Task description: Go through the listing below and list every line with "cosa".

[BEGIN Exercise materials]

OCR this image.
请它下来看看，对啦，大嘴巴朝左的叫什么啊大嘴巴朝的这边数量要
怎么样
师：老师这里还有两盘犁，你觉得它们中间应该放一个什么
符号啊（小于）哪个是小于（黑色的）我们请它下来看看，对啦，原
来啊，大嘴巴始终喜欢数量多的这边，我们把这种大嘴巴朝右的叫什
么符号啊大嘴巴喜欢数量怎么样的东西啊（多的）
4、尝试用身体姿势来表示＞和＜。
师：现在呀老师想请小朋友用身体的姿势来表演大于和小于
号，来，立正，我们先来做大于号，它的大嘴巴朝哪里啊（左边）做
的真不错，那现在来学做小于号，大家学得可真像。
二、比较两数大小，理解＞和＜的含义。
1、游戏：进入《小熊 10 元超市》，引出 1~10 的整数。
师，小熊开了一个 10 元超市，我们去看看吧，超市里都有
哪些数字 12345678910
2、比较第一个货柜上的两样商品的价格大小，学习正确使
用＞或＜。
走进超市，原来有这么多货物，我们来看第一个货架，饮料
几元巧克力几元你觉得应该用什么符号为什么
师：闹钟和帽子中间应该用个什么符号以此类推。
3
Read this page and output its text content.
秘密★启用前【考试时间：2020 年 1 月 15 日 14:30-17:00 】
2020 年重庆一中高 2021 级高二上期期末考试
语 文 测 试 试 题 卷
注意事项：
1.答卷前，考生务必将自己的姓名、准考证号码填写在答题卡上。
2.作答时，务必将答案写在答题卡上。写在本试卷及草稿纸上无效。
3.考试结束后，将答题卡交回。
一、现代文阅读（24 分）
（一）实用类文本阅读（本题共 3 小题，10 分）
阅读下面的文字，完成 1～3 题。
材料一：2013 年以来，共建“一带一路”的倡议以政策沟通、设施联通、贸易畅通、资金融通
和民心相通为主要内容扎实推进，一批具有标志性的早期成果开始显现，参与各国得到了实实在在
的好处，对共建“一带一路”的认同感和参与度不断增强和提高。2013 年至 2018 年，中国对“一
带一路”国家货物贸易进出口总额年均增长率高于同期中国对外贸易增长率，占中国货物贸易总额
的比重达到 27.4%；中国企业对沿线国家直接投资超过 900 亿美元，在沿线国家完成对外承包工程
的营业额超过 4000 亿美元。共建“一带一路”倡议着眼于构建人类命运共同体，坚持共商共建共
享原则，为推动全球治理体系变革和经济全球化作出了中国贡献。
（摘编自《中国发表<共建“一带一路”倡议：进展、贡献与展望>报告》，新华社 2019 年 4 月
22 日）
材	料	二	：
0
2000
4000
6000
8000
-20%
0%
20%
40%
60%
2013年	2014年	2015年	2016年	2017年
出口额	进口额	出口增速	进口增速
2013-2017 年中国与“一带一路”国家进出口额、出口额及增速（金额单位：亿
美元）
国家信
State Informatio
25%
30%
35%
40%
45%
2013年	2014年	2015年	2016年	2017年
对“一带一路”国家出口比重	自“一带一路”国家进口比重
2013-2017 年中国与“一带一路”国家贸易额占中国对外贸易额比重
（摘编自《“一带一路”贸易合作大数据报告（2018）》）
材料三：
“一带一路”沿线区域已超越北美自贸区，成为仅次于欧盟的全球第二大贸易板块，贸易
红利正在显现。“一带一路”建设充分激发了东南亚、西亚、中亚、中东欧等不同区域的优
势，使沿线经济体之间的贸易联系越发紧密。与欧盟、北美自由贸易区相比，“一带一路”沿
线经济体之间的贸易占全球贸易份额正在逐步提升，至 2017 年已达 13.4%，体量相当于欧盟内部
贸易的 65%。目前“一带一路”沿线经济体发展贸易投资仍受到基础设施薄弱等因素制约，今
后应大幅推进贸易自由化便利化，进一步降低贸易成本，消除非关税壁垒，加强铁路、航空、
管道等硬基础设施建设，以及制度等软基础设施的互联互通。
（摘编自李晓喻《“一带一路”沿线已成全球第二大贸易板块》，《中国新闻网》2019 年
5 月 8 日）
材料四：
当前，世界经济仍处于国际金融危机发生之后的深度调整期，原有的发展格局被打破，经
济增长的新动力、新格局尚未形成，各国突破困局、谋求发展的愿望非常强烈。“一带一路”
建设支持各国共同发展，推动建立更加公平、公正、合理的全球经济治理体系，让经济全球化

[END Exercise materials]
[BEGIN Exercise materials]

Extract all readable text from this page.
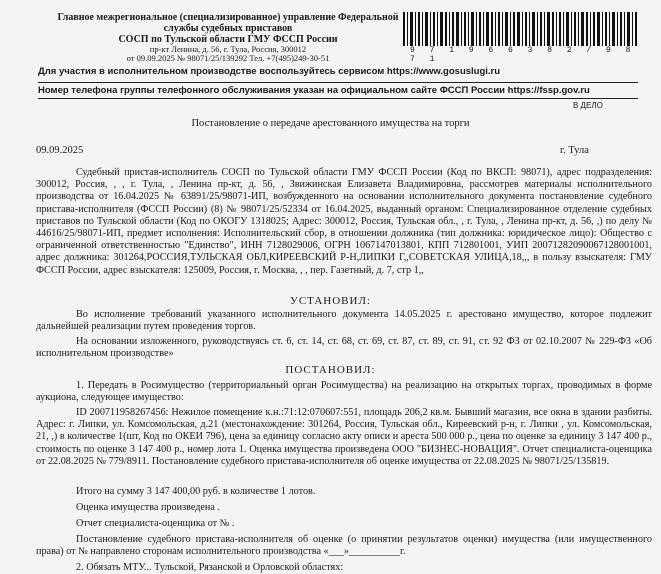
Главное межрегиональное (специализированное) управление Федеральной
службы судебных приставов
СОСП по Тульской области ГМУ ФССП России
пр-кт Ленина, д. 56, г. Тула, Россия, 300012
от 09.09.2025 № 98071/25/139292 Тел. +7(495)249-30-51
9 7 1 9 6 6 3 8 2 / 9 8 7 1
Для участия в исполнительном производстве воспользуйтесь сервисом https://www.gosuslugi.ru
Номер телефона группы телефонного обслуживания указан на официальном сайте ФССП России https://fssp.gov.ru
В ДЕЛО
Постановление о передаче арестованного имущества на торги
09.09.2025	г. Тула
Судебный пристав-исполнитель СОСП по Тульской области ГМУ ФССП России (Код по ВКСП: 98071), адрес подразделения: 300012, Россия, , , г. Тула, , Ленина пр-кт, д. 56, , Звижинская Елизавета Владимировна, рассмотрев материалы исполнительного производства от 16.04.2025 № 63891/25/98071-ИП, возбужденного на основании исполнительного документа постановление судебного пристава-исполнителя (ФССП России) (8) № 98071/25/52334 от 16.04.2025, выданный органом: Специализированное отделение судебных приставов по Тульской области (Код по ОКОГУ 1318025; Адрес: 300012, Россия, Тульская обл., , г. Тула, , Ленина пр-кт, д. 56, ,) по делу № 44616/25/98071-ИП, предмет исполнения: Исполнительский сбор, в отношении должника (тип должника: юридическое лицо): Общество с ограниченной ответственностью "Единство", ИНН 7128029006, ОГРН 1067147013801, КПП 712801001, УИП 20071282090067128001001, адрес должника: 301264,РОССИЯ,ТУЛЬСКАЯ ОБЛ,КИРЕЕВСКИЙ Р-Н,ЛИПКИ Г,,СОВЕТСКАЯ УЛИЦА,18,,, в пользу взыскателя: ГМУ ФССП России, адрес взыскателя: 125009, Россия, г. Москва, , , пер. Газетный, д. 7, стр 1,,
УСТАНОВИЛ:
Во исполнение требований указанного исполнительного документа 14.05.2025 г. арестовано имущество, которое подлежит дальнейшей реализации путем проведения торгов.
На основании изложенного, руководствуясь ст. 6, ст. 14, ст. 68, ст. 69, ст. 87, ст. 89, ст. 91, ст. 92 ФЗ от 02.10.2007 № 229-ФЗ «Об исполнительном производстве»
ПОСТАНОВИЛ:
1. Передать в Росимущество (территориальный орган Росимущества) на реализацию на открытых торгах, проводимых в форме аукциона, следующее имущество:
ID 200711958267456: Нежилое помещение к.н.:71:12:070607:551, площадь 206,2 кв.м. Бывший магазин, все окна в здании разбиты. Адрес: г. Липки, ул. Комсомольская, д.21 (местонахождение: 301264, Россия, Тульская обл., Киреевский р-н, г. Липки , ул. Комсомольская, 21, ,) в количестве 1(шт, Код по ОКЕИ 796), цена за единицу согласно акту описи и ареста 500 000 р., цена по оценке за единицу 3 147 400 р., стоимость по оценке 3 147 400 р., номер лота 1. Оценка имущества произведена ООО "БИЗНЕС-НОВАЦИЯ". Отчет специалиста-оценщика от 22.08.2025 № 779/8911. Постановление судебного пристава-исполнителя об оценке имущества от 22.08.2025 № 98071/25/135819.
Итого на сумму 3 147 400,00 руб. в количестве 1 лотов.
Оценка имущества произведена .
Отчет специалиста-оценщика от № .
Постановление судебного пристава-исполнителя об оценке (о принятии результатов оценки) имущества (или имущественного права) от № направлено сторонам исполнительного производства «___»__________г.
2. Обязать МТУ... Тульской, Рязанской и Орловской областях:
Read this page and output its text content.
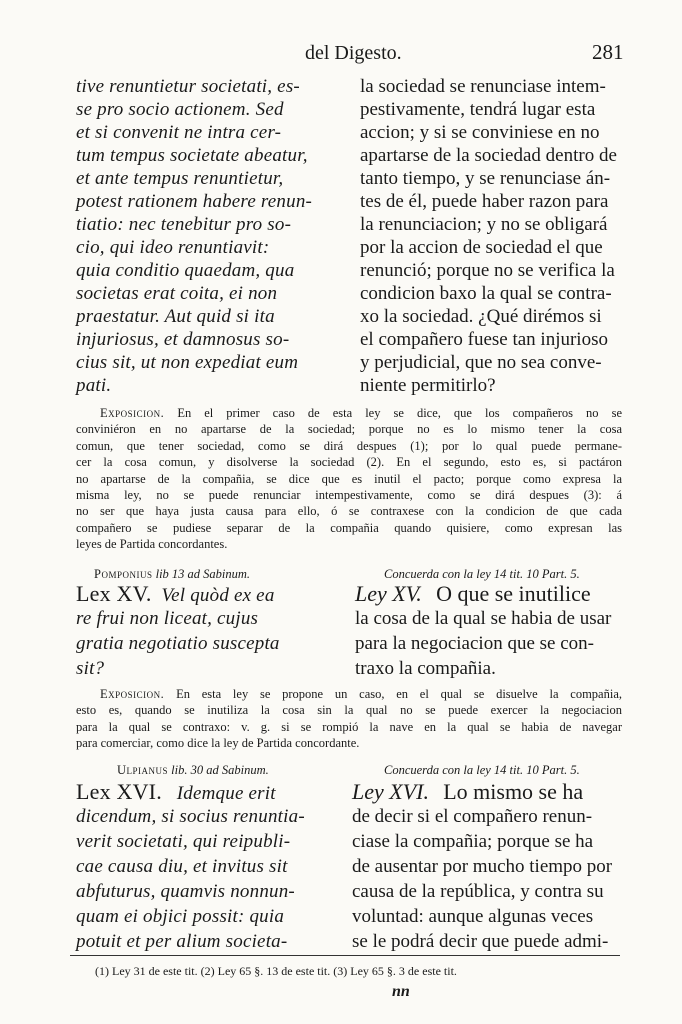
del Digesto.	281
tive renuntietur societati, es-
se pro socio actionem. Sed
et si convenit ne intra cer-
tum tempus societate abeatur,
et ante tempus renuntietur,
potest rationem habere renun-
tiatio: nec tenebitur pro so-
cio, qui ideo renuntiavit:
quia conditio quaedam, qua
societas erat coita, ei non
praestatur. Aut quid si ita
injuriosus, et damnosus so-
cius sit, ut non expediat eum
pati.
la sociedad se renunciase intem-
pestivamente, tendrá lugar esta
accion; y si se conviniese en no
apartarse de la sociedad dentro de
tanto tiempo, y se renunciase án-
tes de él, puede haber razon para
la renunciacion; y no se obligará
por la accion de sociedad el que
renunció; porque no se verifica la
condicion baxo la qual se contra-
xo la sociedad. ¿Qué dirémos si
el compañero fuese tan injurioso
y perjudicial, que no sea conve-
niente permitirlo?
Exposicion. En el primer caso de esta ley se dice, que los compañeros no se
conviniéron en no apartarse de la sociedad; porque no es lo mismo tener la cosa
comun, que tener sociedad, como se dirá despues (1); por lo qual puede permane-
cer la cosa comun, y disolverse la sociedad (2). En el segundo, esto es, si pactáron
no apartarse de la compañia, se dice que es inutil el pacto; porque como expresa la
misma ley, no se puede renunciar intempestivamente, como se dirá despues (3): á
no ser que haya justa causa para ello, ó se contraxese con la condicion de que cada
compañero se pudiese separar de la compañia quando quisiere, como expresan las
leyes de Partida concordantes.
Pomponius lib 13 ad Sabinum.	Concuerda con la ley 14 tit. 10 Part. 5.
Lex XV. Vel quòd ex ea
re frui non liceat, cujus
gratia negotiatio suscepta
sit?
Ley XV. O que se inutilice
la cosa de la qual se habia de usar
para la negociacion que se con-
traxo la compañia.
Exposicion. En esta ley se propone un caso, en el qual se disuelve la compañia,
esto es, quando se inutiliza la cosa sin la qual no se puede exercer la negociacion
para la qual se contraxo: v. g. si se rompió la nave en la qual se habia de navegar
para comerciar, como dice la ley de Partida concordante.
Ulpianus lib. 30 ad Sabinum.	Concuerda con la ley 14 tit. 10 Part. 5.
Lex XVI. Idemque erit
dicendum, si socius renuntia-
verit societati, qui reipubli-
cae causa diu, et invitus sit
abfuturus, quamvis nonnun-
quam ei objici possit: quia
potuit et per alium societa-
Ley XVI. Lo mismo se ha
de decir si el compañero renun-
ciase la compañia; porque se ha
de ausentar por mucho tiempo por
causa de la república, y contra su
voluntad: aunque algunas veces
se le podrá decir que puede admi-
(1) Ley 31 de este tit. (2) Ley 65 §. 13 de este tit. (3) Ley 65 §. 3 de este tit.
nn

[END Exercise materials]

Answer:
conviniéron en no apartarse de la sociedad; porque no es lo mismo tener la cosa
cer la cosa comun, y disolverse la sociedad (2). En el segundo, esto es, si pactáron
la cosa de la qual se habia de usar
esto es, quando se inutiliza la cosa sin la qual no se puede exercer la negociacion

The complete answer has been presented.